[start]
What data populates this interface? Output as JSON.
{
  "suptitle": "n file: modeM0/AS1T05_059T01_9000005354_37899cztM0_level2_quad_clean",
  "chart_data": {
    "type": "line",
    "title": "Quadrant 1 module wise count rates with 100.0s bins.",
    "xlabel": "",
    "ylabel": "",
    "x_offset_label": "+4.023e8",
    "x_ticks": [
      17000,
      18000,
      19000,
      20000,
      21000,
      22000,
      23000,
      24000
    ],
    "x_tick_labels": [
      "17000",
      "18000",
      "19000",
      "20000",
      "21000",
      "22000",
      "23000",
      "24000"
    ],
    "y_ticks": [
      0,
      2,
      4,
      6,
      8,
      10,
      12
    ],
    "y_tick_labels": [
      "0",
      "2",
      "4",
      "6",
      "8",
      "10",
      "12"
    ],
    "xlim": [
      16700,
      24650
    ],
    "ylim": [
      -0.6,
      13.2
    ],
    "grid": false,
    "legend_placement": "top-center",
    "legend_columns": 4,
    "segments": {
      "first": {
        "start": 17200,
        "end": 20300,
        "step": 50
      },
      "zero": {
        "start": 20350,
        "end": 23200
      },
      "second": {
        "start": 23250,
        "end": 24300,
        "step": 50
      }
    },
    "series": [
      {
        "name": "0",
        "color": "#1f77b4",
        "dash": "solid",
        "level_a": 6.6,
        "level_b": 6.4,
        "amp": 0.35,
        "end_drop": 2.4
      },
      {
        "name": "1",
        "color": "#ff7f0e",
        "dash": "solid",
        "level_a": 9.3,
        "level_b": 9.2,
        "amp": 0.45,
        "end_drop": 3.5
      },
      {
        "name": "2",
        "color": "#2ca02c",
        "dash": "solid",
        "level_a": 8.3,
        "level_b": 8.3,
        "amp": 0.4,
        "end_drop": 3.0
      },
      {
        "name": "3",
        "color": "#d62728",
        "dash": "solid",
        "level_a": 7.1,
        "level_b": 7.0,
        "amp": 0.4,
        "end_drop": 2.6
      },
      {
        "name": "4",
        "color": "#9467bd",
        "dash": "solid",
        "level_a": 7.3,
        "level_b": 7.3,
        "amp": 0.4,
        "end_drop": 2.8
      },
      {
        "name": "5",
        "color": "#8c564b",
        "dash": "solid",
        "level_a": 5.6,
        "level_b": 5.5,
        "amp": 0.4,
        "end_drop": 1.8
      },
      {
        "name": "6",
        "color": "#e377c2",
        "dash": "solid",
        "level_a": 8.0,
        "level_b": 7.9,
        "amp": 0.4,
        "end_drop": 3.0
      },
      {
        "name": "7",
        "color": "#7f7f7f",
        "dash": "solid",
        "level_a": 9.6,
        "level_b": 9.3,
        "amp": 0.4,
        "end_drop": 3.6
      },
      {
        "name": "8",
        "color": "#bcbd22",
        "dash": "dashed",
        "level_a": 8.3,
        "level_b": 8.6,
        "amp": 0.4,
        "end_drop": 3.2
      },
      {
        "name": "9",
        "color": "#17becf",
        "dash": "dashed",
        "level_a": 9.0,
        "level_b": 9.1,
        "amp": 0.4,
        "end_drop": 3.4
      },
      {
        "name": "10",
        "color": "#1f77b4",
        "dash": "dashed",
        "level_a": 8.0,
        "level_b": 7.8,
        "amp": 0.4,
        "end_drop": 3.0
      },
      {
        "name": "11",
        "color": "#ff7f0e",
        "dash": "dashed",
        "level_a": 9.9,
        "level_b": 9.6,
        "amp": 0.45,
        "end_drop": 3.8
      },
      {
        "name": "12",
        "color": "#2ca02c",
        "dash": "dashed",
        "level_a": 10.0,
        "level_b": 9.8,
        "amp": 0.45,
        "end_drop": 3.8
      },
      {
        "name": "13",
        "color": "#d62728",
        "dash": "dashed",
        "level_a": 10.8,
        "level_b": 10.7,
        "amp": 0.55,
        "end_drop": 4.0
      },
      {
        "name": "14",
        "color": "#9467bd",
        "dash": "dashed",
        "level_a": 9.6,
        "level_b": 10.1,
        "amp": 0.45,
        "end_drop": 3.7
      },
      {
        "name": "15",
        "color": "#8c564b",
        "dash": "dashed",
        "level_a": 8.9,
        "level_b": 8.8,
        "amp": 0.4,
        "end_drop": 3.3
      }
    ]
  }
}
[end]
* **BRIEF**
Each record above should be output again exactly.

* **SOLVED EXERCISE**
What data populates this interface? Output as JSON.
{
  "suptitle": "n file: modeM0/AS1T05_059T01_9000005354_37899cztM0_level2_quad_clean",
  "chart_data": {
    "type": "line",
    "title": "Quadrant 1 module wise count rates with 100.0s bins.",
    "xlabel": "",
    "ylabel": "",
    "x_offset_label": "+4.023e8",
    "x_ticks": [
      17000,
      18000,
      19000,
      20000,
      21000,
      22000,
      23000,
      24000
    ],
    "x_tick_labels": [
      "17000",
      "18000",
      "19000",
      "20000",
      "21000",
      "22000",
      "23000",
      "24000"
    ],
    "y_ticks": [
      0,
      2,
      4,
      6,
      8,
      10,
      12
    ],
    "y_tick_labels": [
      "0",
      "2",
      "4",
      "6",
      "8",
      "10",
      "12"
    ],
    "xlim": [
      16700,
      24650
    ],
    "ylim": [
      -0.6,
      13.2
    ],
    "grid": false,
    "legend_placement": "top-center",
    "legend_columns": 4,
    "segments": {
      "first": {
        "start": 17200,
        "end": 20300,
        "step": 50
      },
      "zero": {
        "start": 20350,
        "end": 23200
      },
      "second": {
        "start": 23250,
        "end": 24300,
        "step": 50
      }
    },
    "series": [
      {
        "name": "0",
        "color": "#1f77b4",
        "dash": "solid",
        "level_a": 6.6,
        "level_b": 6.4,
        "amp": 0.35,
        "end_drop": 2.4
      },
      {
        "name": "1",
        "color": "#ff7f0e",
        "dash": "solid",
        "level_a": 9.3,
        "level_b": 9.2,
        "amp": 0.45,
        "end_drop": 3.5
      },
      {
        "name": "2",
        "color": "#2ca02c",
        "dash": "solid",
        "level_a": 8.3,
        "level_b": 8.3,
        "amp": 0.4,
        "end_drop": 3.0
      },
      {
        "name": "3",
        "color": "#d62728",
        "dash": "solid",
        "level_a": 7.1,
        "level_b": 7.0,
        "amp": 0.4,
        "end_drop": 2.6
      },
      {
        "name": "4",
        "color": "#9467bd",
        "dash": "solid",
        "level_a": 7.3,
        "level_b": 7.3,
        "amp": 0.4,
        "end_drop": 2.8
      },
      {
        "name": "5",
        "color": "#8c564b",
        "dash": "solid",
        "level_a": 5.6,
        "level_b": 5.5,
        "amp": 0.4,
        "end_drop": 1.8
      },
      {
        "name": "6",
        "color": "#e377c2",
        "dash": "solid",
        "level_a": 8.0,
        "level_b": 7.9,
        "amp": 0.4,
        "end_drop": 3.0
      },
      {
        "name": "7",
        "color": "#7f7f7f",
        "dash": "solid",
        "level_a": 9.6,
        "level_b": 9.3,
        "amp": 0.4,
        "end_drop": 3.6
      },
      {
        "name": "8",
        "color": "#bcbd22",
        "dash": "dashed",
        "level_a": 8.3,
        "level_b": 8.6,
        "amp": 0.4,
        "end_drop": 3.2
      },
      {
        "name": "9",
        "color": "#17becf",
        "dash": "dashed",
        "level_a": 9.0,
        "level_b": 9.1,
        "amp": 0.4,
        "end_drop": 3.4
      },
      {
        "name": "10",
        "color": "#1f77b4",
        "dash": "dashed",
        "level_a": 8.0,
        "level_b": 7.8,
        "amp": 0.4,
        "end_drop": 3.0
      },
      {
        "name": "11",
        "color": "#ff7f0e",
        "dash": "dashed",
        "level_a": 9.9,
        "level_b": 9.6,
        "amp": 0.45,
        "end_drop": 3.8
      },
      {
        "name": "12",
        "color": "#2ca02c",
        "dash": "dashed",
        "level_a": 10.0,
        "level_b": 9.8,
        "amp": 0.45,
        "end_drop": 3.8
      },
      {
        "name": "13",
        "color": "#d62728",
        "dash": "dashed",
        "level_a": 10.8,
        "level_b": 10.7,
        "amp": 0.55,
        "end_drop": 4.0
      },
      {
        "name": "14",
        "color": "#9467bd",
        "dash": "dashed",
        "level_a": 9.6,
        "level_b": 10.1,
        "amp": 0.45,
        "end_drop": 3.7
      },
      {
        "name": "15",
        "color": "#8c564b",
        "dash": "dashed",
        "level_a": 8.9,
        "level_b": 8.8,
        "amp": 0.4,
        "end_drop": 3.3
      }
    ]
  }
}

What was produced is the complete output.